--- Start EXTRACTED MATERIAL ---

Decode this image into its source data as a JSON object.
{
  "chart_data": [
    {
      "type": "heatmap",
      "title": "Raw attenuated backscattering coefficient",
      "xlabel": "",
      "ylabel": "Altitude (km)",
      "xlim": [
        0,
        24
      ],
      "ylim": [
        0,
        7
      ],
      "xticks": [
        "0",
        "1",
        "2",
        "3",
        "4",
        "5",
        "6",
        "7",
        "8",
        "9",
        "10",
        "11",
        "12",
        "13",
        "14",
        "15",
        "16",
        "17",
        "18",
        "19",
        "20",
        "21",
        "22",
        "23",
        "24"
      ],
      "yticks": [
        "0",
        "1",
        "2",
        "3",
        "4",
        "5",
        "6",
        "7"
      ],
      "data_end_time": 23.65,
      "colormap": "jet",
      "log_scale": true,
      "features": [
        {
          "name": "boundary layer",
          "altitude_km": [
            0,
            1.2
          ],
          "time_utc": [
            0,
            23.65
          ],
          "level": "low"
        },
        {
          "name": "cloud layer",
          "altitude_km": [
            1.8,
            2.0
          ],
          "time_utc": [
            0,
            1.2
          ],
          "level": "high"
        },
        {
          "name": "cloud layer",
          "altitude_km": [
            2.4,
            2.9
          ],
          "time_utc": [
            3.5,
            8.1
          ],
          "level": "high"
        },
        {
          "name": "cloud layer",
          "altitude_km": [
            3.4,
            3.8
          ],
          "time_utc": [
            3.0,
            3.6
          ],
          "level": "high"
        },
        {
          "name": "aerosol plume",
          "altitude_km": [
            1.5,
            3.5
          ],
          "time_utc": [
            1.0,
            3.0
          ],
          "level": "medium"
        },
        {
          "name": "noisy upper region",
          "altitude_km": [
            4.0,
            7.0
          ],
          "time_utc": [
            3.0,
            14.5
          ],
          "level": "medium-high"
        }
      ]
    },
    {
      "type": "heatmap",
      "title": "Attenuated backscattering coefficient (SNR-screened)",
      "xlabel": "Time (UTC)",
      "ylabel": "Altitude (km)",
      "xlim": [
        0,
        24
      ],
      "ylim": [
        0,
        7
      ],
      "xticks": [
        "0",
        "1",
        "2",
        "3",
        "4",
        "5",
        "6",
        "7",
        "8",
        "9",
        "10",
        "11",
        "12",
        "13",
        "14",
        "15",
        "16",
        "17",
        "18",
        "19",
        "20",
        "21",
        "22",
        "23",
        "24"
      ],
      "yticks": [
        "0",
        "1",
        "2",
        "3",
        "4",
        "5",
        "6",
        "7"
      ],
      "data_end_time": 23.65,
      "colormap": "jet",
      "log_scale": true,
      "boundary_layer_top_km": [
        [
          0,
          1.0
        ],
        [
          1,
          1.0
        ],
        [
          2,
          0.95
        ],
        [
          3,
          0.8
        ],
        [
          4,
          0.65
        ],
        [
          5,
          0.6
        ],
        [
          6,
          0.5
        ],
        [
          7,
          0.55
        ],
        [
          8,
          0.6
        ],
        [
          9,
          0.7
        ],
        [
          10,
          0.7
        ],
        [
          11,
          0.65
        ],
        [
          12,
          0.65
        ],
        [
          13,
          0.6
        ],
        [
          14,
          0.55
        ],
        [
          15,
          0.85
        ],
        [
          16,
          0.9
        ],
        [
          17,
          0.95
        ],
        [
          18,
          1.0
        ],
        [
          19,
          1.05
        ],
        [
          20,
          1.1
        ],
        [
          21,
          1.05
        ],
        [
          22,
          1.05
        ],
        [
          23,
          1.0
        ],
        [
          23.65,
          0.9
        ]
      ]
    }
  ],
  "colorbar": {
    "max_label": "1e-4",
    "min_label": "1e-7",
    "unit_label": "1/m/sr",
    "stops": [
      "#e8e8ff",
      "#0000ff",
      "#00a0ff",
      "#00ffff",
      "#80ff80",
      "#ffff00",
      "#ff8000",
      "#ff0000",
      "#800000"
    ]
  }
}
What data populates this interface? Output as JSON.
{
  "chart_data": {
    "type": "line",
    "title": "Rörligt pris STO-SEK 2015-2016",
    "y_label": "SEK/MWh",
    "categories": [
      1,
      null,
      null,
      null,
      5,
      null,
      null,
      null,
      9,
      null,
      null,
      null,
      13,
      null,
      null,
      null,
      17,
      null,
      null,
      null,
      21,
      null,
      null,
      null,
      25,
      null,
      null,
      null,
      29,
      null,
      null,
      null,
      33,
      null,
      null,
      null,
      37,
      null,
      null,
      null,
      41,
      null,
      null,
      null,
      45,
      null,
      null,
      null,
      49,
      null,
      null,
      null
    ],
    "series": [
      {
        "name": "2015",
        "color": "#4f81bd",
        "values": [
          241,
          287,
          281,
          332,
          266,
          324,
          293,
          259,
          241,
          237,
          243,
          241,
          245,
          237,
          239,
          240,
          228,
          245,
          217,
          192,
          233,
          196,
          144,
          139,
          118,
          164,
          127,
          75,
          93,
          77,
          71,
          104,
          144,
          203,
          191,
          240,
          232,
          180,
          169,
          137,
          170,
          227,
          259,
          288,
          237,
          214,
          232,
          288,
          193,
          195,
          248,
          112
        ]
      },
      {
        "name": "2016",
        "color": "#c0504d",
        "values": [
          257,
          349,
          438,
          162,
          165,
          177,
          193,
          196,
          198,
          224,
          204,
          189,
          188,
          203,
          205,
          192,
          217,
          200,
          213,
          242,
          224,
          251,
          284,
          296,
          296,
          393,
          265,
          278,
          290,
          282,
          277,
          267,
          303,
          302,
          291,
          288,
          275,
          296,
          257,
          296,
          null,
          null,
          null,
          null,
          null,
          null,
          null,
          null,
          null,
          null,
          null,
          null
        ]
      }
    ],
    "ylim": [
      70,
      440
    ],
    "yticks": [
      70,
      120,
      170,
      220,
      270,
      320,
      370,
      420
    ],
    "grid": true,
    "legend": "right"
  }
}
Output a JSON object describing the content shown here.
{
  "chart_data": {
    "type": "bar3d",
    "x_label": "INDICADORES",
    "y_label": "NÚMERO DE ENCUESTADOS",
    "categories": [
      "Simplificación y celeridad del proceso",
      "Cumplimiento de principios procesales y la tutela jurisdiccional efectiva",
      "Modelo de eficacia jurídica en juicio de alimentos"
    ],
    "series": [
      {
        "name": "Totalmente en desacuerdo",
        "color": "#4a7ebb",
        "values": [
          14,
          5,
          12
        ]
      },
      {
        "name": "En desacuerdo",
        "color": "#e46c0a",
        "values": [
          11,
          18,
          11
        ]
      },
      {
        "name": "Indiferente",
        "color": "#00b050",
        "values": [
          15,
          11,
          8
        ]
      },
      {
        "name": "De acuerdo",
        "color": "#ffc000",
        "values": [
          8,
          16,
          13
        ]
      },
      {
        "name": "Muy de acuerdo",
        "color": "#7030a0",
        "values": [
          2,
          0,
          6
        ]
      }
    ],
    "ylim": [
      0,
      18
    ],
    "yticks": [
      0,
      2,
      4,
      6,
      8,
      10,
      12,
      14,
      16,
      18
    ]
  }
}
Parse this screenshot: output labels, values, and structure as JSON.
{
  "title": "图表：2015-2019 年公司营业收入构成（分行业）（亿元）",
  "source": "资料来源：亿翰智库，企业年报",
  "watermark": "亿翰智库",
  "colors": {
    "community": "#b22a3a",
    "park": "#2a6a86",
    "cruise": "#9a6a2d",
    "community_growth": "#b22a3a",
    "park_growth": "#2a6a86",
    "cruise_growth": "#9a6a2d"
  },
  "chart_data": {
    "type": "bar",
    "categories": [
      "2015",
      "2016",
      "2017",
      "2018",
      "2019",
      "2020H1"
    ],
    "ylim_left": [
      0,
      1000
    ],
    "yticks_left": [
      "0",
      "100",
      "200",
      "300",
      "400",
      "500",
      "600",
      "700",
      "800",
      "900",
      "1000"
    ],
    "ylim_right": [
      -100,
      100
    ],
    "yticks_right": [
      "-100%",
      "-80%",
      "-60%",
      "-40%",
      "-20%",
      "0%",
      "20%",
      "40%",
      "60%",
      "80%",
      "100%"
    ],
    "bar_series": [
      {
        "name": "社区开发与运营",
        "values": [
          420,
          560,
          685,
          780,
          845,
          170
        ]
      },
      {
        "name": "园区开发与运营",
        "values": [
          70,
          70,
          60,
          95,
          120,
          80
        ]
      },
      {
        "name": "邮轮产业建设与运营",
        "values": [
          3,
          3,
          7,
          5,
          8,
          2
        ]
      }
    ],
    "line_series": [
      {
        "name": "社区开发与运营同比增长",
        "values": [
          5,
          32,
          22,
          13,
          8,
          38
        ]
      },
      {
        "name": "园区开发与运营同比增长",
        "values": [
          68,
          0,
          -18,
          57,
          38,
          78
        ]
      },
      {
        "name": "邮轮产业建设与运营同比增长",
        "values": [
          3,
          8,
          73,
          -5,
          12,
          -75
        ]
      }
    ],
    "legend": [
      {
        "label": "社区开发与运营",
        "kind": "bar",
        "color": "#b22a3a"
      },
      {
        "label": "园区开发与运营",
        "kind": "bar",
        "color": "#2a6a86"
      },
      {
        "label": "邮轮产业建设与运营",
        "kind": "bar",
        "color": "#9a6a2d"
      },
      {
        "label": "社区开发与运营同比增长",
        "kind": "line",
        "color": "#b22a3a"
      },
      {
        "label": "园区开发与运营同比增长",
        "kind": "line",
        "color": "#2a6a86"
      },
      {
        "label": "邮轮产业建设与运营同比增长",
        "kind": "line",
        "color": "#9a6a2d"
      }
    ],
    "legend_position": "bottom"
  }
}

--- End EXTRACTED MATERIAL ---

From the listing above, pick out every line containing "园区开发与运营同比增长".

        "name": "园区开发与运营同比增长",
        "label": "园区开发与运营同比增长",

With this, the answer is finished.